## [WORK TO BE COMPLETED]
Report each line in the rows below that contains the word "item", copying every such line in full.

## [PROVIDED RECORDS]
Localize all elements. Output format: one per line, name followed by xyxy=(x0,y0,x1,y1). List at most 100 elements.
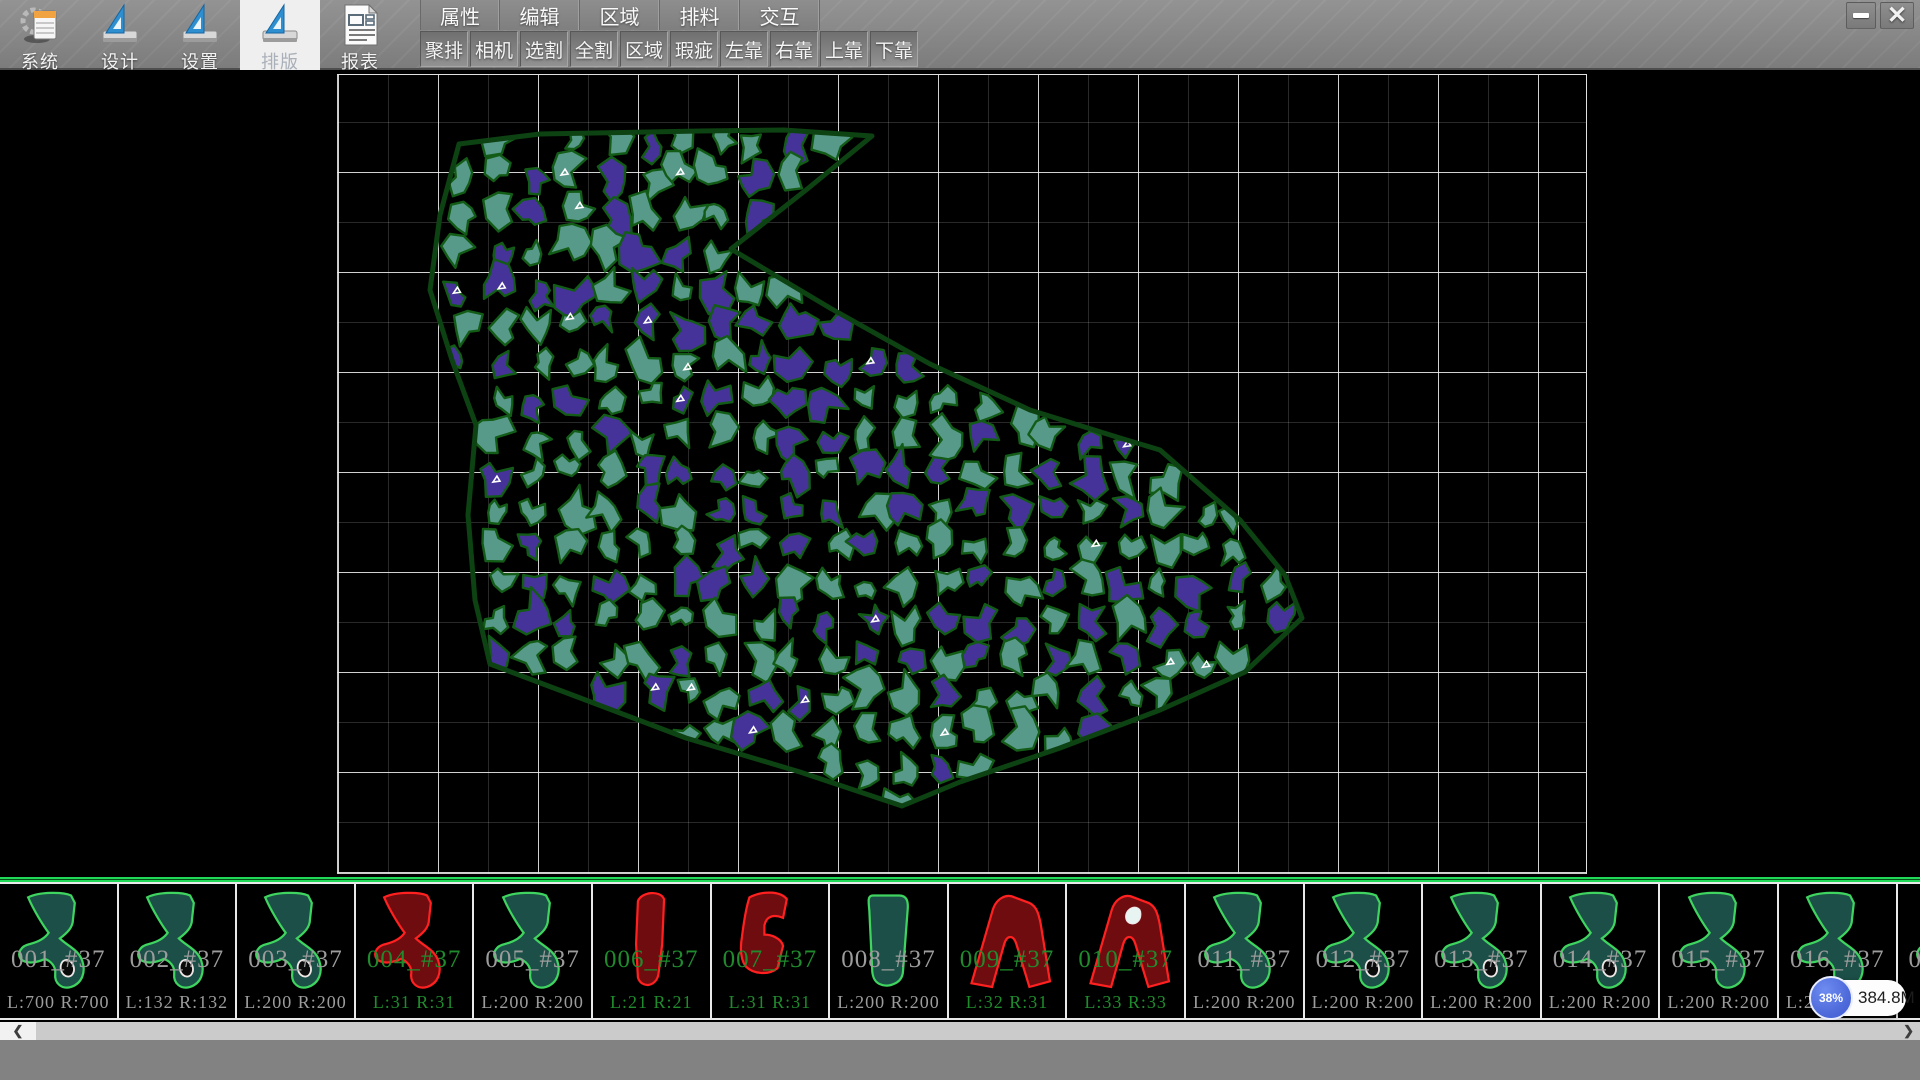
tool-button[interactable]: 区域 xyxy=(620,31,668,67)
part-thumbnail-012[interactable]: 012_#37 L:200 R:200 xyxy=(1305,884,1424,1018)
tool-button[interactable]: 左靠 xyxy=(720,31,768,67)
part-shape xyxy=(1196,888,1292,1000)
part-name: 008_#37 xyxy=(830,946,947,974)
part-shape xyxy=(1552,888,1648,1000)
parts-thumbnail-strip: 001_#37 L:700 R:700 002_#37 L:132 R:132 … xyxy=(0,882,1920,1020)
menu-item[interactable]: 交互 xyxy=(740,0,820,30)
menu-item[interactable]: 属性 xyxy=(420,0,500,30)
part-thumbnail-009[interactable]: 009_#37 L:32 R:31 xyxy=(949,884,1068,1018)
part-count-info: L:200 R:200 xyxy=(1423,992,1540,1013)
part-name: 006_#37 xyxy=(593,946,710,974)
part-shape xyxy=(129,888,225,1000)
part-count-info: L:200 R:200 xyxy=(1305,992,1422,1013)
tool-button-row: 聚排相机选割全割区域瑕疵左靠右靠上靠下靠 xyxy=(420,31,920,68)
layout-setsquare-icon xyxy=(257,3,303,47)
part-count-info: L:200 R:200 xyxy=(237,992,354,1013)
tool-button[interactable]: 聚排 xyxy=(420,31,468,67)
part-count-info: L:200 R:200 xyxy=(1542,992,1659,1013)
tool-button[interactable]: 右靠 xyxy=(770,31,818,67)
part-thumbnail-004[interactable]: 004_#37 L:31 R:31 xyxy=(356,884,475,1018)
memory-percent-indicator: 38% xyxy=(1809,976,1853,1020)
part-shape xyxy=(10,888,106,1000)
part-name: 014_#37 xyxy=(1542,946,1659,974)
part-name: 015_#37 xyxy=(1660,946,1777,974)
scroll-left-button[interactable]: ❮ xyxy=(0,1022,36,1040)
part-shape xyxy=(366,888,462,1000)
memory-status-badge: 38% 384.8M xyxy=(1812,980,1906,1016)
report-document-icon xyxy=(337,3,383,47)
part-shape xyxy=(1908,888,1920,1000)
part-thumbnail-015[interactable]: 015_#37 L:200 R:200 xyxy=(1660,884,1779,1018)
nesting-app-window: 系统 设计 设置 排版 报表 属性编辑区域排料交互 聚排相机选割全割区域瑕疵左靠… xyxy=(0,0,1920,1080)
part-shape xyxy=(840,888,936,1000)
nav-layout-setsquare-button[interactable]: 排版 xyxy=(240,0,320,70)
menu-item[interactable]: 区域 xyxy=(580,0,660,30)
part-name: 004_#37 xyxy=(356,946,473,974)
tool-button[interactable]: 相机 xyxy=(470,31,518,67)
part-shape xyxy=(603,888,699,1000)
minimize-icon xyxy=(1853,13,1869,18)
minimize-button[interactable] xyxy=(1846,2,1876,29)
nav-report-document-button[interactable]: 报表 xyxy=(320,0,400,70)
scroll-right-button[interactable]: ❯ xyxy=(1903,1022,1914,1040)
tool-button[interactable]: 下靠 xyxy=(870,31,918,67)
window-controls: ✕ xyxy=(1846,2,1914,29)
close-icon: ✕ xyxy=(1887,1,1907,30)
horizontal-scrollbar[interactable]: ❮ ❯ xyxy=(0,1022,1920,1040)
part-name: 009_#37 xyxy=(949,946,1066,974)
part-count-info: L:21 R:21 xyxy=(593,992,710,1013)
nav-settings-setsquare-button[interactable]: 设置 xyxy=(160,0,240,70)
part-thumbnail-001[interactable]: 001_#37 L:700 R:700 xyxy=(0,884,119,1018)
nesting-canvas[interactable] xyxy=(0,70,1920,877)
title-toolbar: 系统 设计 设置 排版 报表 属性编辑区域排料交互 聚排相机选割全割区域瑕疵左靠… xyxy=(0,0,1920,70)
part-name: 013_#37 xyxy=(1423,946,1540,974)
nav-design-setsquare-button[interactable]: 设计 xyxy=(80,0,160,70)
tool-button[interactable]: 全割 xyxy=(570,31,618,67)
part-thumbnail-008[interactable]: 008_#37 L:200 R:200 xyxy=(830,884,949,1018)
part-count-info: L:200 R:200 xyxy=(1186,992,1303,1013)
part-count-info: L:200 R:200 xyxy=(830,992,947,1013)
part-name: 012_#37 xyxy=(1305,946,1422,974)
part-count-info: L:31 R:31 xyxy=(356,992,473,1013)
part-name: 011_#37 xyxy=(1186,946,1303,974)
part-thumbnail-013[interactable]: 013_#37 L:200 R:200 xyxy=(1423,884,1542,1018)
part-shape xyxy=(485,888,581,1000)
part-count-info: L:33 R:33 xyxy=(1067,992,1184,1013)
tool-button[interactable]: 上靠 xyxy=(820,31,868,67)
menu-item[interactable]: 编辑 xyxy=(500,0,580,30)
part-thumbnail-011[interactable]: 011_#37 L:200 R:200 xyxy=(1186,884,1305,1018)
part-count-info: L:200 R:200 xyxy=(474,992,591,1013)
part-name: 007_#37 xyxy=(712,946,829,974)
part-name: 017_#37 xyxy=(1898,946,1920,974)
tool-button[interactable]: 瑕疵 xyxy=(670,31,718,67)
part-shape xyxy=(959,888,1055,1000)
part-count-info: L:32 R:31 xyxy=(949,992,1066,1013)
part-name: 016_#37 xyxy=(1779,946,1896,974)
part-thumbnail-005[interactable]: 005_#37 L:200 R:200 xyxy=(474,884,593,1018)
part-thumbnail-014[interactable]: 014_#37 L:200 R:200 xyxy=(1542,884,1661,1018)
part-name: 001_#37 xyxy=(0,946,117,974)
part-count-info: L:31 R:31 xyxy=(712,992,829,1013)
part-thumbnail-002[interactable]: 002_#37 L:132 R:132 xyxy=(119,884,238,1018)
part-thumbnail-006[interactable]: 006_#37 L:21 R:21 xyxy=(593,884,712,1018)
part-shape xyxy=(1433,888,1529,1000)
design-setsquare-icon xyxy=(97,3,143,47)
part-count-info: L:200 R:200 xyxy=(1660,992,1777,1013)
close-button[interactable]: ✕ xyxy=(1880,2,1914,29)
menu-item[interactable]: 排料 xyxy=(660,0,740,30)
part-shape xyxy=(722,888,818,1000)
part-thumbnail-003[interactable]: 003_#37 L:200 R:200 xyxy=(237,884,356,1018)
part-name: 003_#37 xyxy=(237,946,354,974)
part-thumbnail-010[interactable]: 010_#37 L:33 R:33 xyxy=(1067,884,1186,1018)
menu-bar: 属性编辑区域排料交互 xyxy=(420,0,820,30)
part-name: 005_#37 xyxy=(474,946,591,974)
nested-hide-drawing[interactable] xyxy=(337,74,1587,874)
system-gear-icon xyxy=(17,3,63,47)
nav-system-gear-button[interactable]: 系统 xyxy=(0,0,80,70)
part-shape xyxy=(1078,888,1174,1000)
part-shape xyxy=(247,888,343,1000)
part-count-info: L:132 R:132 xyxy=(119,992,236,1013)
tool-button[interactable]: 选割 xyxy=(520,31,568,67)
part-thumbnail-007[interactable]: 007_#37 L:31 R:31 xyxy=(712,884,831,1018)
main-icon-toolbar: 系统 设计 设置 排版 报表 xyxy=(0,0,400,70)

## [CORRECT RESPONSE]
menu-item[interactable]: 交互 xyxy=(740,0,820,30)
menu-item[interactable]: 属性 xyxy=(420,0,500,30)
menu-item[interactable]: 区域 xyxy=(580,0,660,30)
menu-item[interactable]: 编辑 xyxy=(500,0,580,30)
menu-item[interactable]: 排料 xyxy=(660,0,740,30)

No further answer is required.